# What is asked
Exclude all pictures, then copy each of the records exactly as written.

# Records for the task
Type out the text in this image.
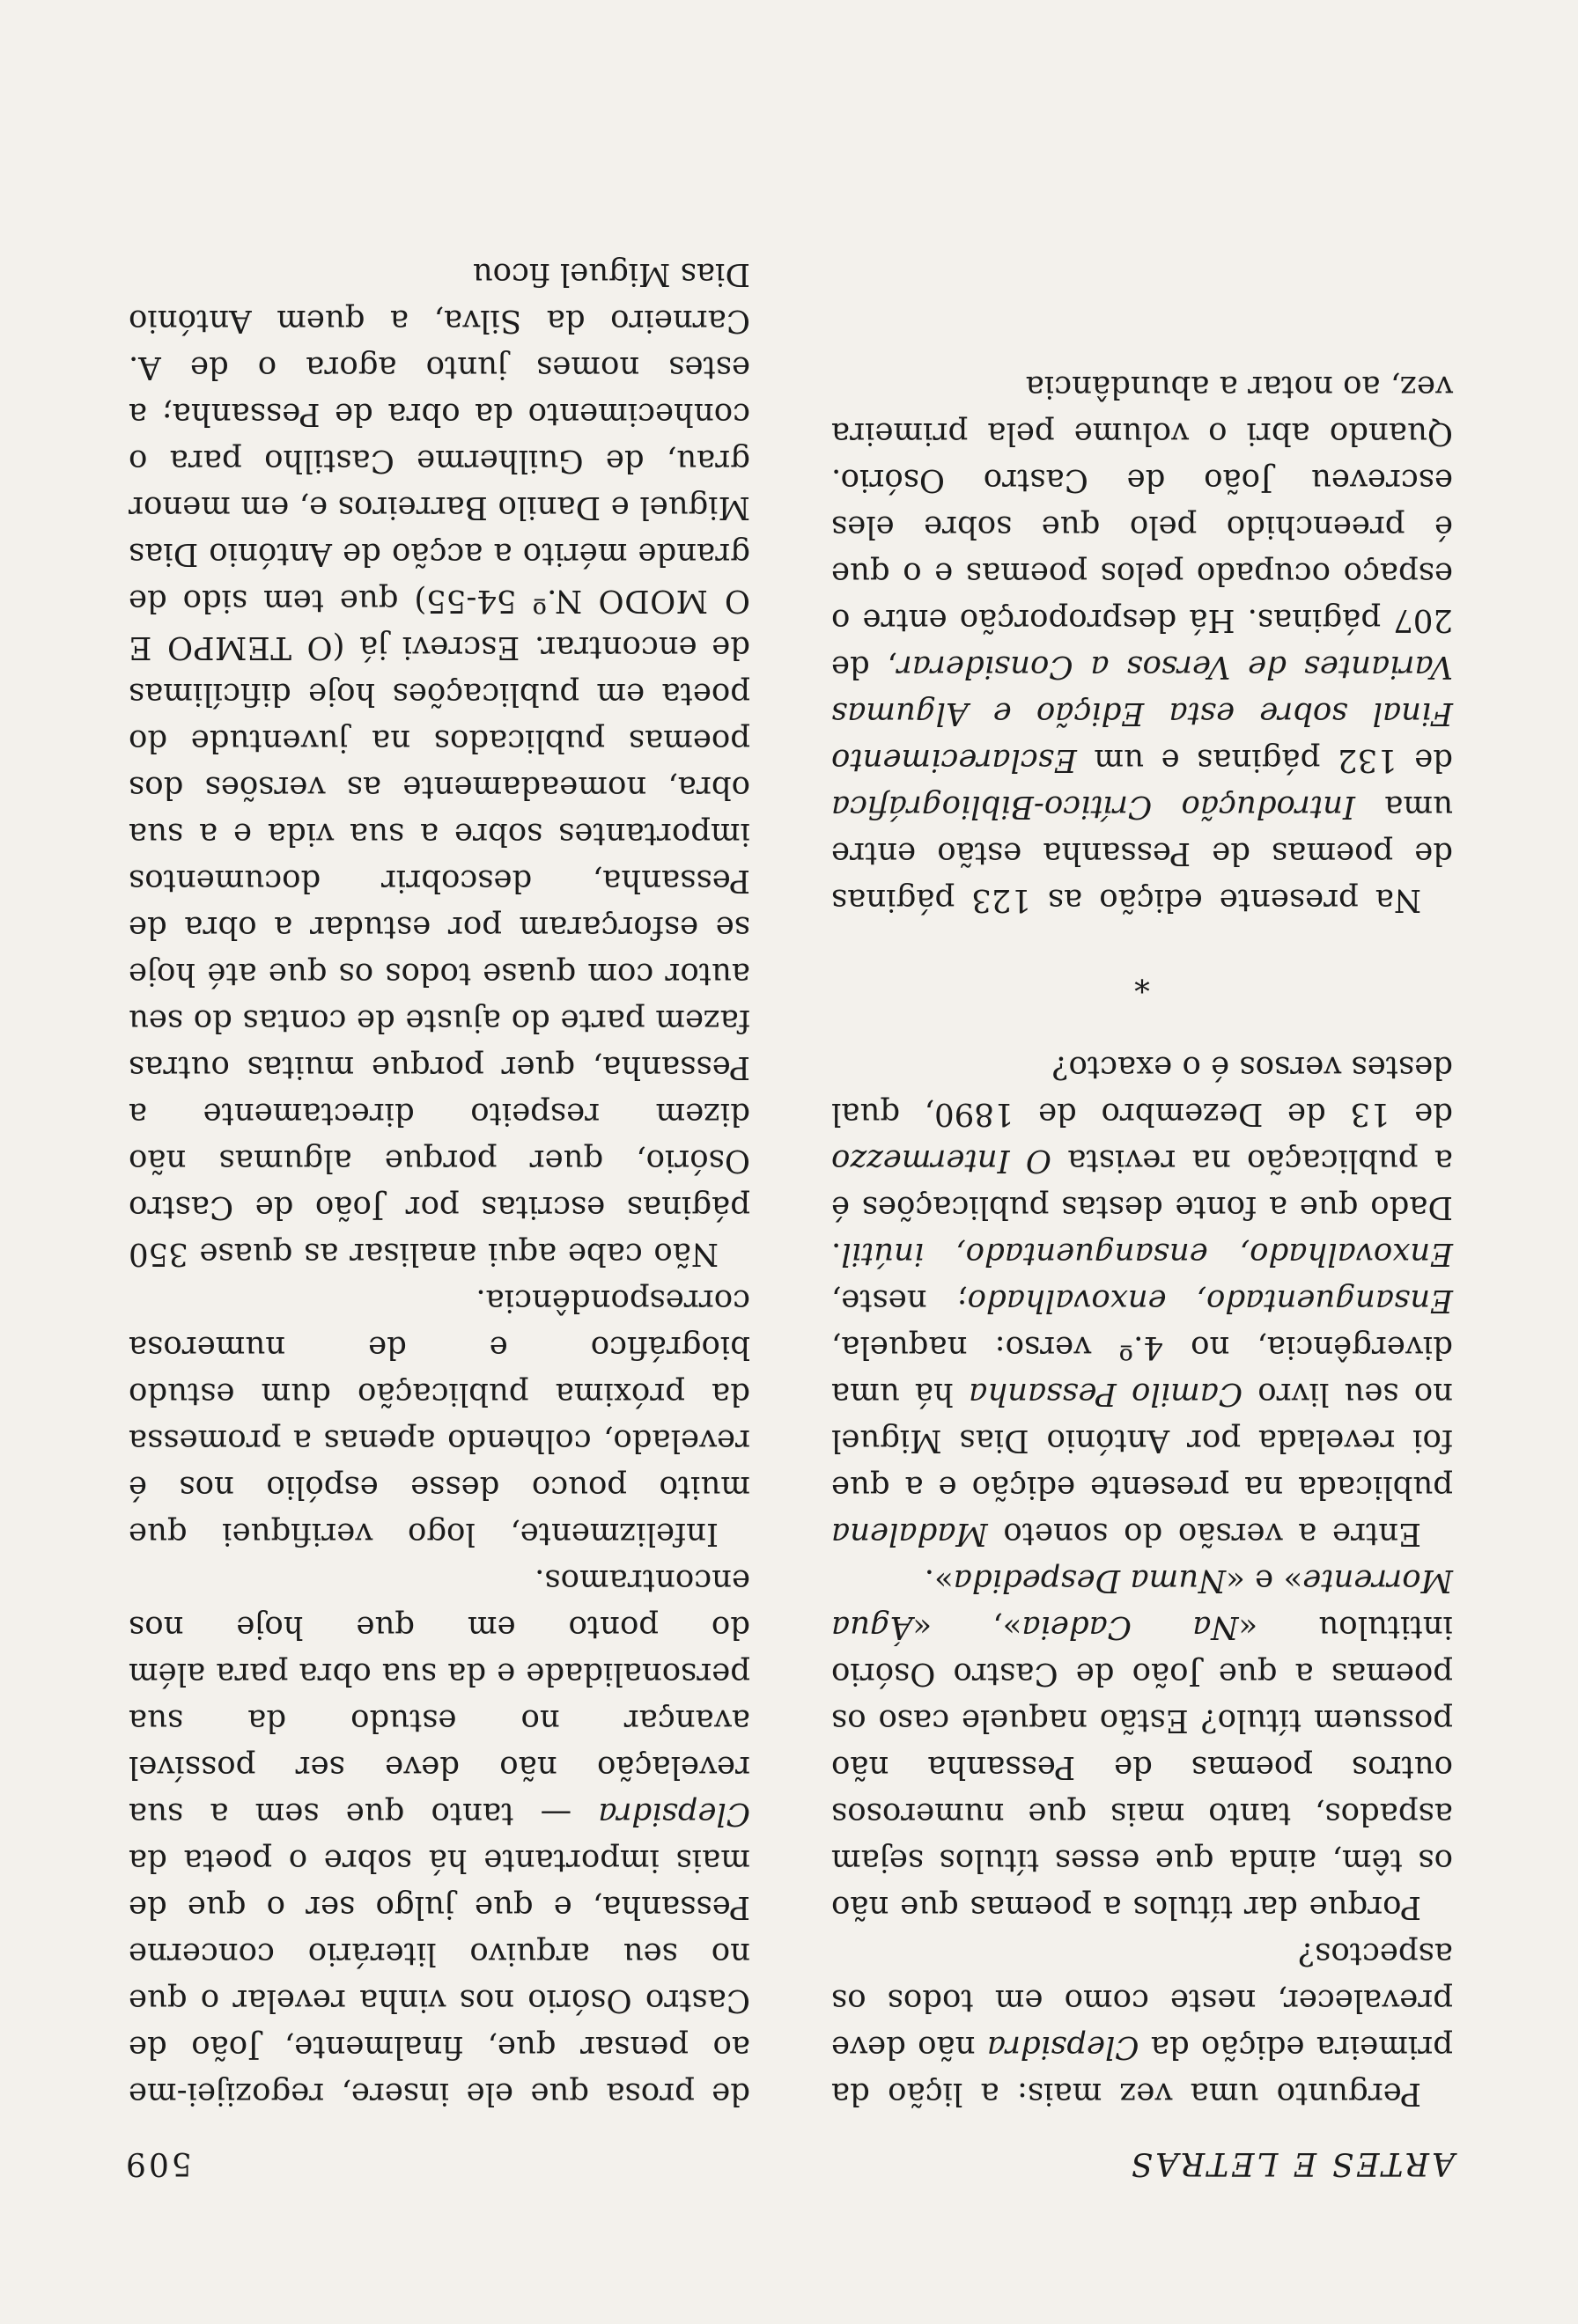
ARTES E LETRAS
509

Pergunto uma vez mais: a lição da primeira edição da Clepsidra não deve prevalecer, neste como em todos os aspectos?

Porque dar títulos a poemas que não os têm, ainda que esses títulos sejam aspados, tanto mais que numerosos outros poemas de Pessanha não possuem título? Estão naquele caso os poemas a que João de Castro Osório intitulou «Na Cadeia», «Água Morrente» e «Numa Despedida».

Entre a versão do soneto Madalena publicada na presente edição e a que foi revelada por António Dias Miguel no seu livro Camilo Pessanha há uma divergência, no 4.º verso: naquela, Ensanguentado, enxovalhado; neste, Enxovalhado, ensanguentado, inútil. Dado que a fonte destas publicações é a publicação na revista O Intermezzo de 13 de Dezembro de 1890, qual destes versos é o exacto?

*

Na presente edição as 123 páginas de poemas de Pessanha estão entre uma Introdução Crítico-Bibliográfica de 132 páginas e um Esclarecimento Final sobre esta Edição e Algumas Variantes de Versos a Considerar, de 207 páginas. Há desproporção entre o espaço ocupado pelos poemas e o que é preenchido pelo que sobre eles escreveu João de Castro Osório. Quando abri o volume pela primeira vez, ao notar a abundância

de prosa que ele insere, regozijei-me ao pensar que, finalmente, João de Castro Osório nos vinha revelar o que no seu arquivo literário concerne Pessanha, e que julgo ser o que de mais importante há sobre o poeta da Clepsidra — tanto que sem a sua revelação não deve ser possível avançar no estudo da sua personalidade e da sua obra para além do ponto em que hoje nos encontramos.

Infelizmente, logo verifiquei que muito pouco desse espólio nos é revelado, colhendo apenas a promessa da próxima publicação dum estudo biográfico e de numerosa correspondência.

Não cabe aqui analisar as quase 350 páginas escritas por João de Castro Osório, quer porque algumas não dizem respeito directamente a Pessanha, quer porque muitas outras fazem parte do ajuste de contas do seu autor com quase todos os que até hoje se esforçaram por estudar a obra de Pessanha, descobrir documentos importantes sobre a sua vida e a sua obra, nomeadamente as versões dos poemas publicados na juventude do poeta em publicações hoje dificílimas de encontrar. Escrevi já (O TEMPO E O MODO N.º 54-55) que tem sido de grande mérito a acção de António Dias Miguel e Danilo Barreiros e, em menor grau, de Guilherme Castilho para o conhecimento da obra de Pessanha; a estes nomes junto agora o de A. Carneiro da Silva, a quem António Dias Miguel ficou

# Written answer
Type out the text in this image.
ARTES E LETRAS
509

Pergunto uma vez mais: a lição da primeira edição da Clepsidra não deve prevalecer, neste como em todos os aspectos?

Porque dar títulos a poemas que não os têm, ainda que esses títulos sejam aspados, tanto mais que numerosos outros poemas de Pessanha não possuem título? Estão naquele caso os poemas a que João de Castro Osório intitulou «Na Cadeia», «Água Morrente» e «Numa Despedida».

Entre a versão do soneto Madalena publicada na presente edição e a que foi revelada por António Dias Miguel no seu livro Camilo Pessanha há uma divergência, no 4.º verso: naquela, Ensanguentado, enxovalhado; neste, Enxovalhado, ensanguentado, inútil. Dado que a fonte destas publicações é a publicação na revista O Intermezzo de 13 de Dezembro de 1890, qual destes versos é o exacto?

*

Na presente edição as 123 páginas de poemas de Pessanha estão entre uma Introdução Crítico-Bibliográfica de 132 páginas e um Esclarecimento Final sobre esta Edição e Algumas Variantes de Versos a Considerar, de 207 páginas. Há desproporção entre o espaço ocupado pelos poemas e o que é preenchido pelo que sobre eles escreveu João de Castro Osório. Quando abri o volume pela primeira vez, ao notar a abundância

de prosa que ele insere, regozijei-me ao pensar que, finalmente, João de Castro Osório nos vinha revelar o que no seu arquivo literário concerne Pessanha, e que julgo ser o que de mais importante há sobre o poeta da Clepsidra — tanto que sem a sua revelação não deve ser possível avançar no estudo da sua personalidade e da sua obra para além do ponto em que hoje nos encontramos.

Infelizmente, logo verifiquei que muito pouco desse espólio nos é revelado, colhendo apenas a promessa da próxima publicação dum estudo biográfico e de numerosa correspondência.

Não cabe aqui analisar as quase 350 páginas escritas por João de Castro Osório, quer porque algumas não dizem respeito directamente a Pessanha, quer porque muitas outras fazem parte do ajuste de contas do seu autor com quase todos os que até hoje se esforçaram por estudar a obra de Pessanha, descobrir documentos importantes sobre a sua vida e a sua obra, nomeadamente as versões dos poemas publicados na juventude do poeta em publicações hoje dificílimas de encontrar. Escrevi já (O TEMPO E O MODO N.º 54-55) que tem sido de grande mérito a acção de António Dias Miguel e Danilo Barreiros e, em menor grau, de Guilherme Castilho para o conhecimento da obra de Pessanha; a estes nomes junto agora o de A. Carneiro da Silva, a quem António Dias Miguel ficou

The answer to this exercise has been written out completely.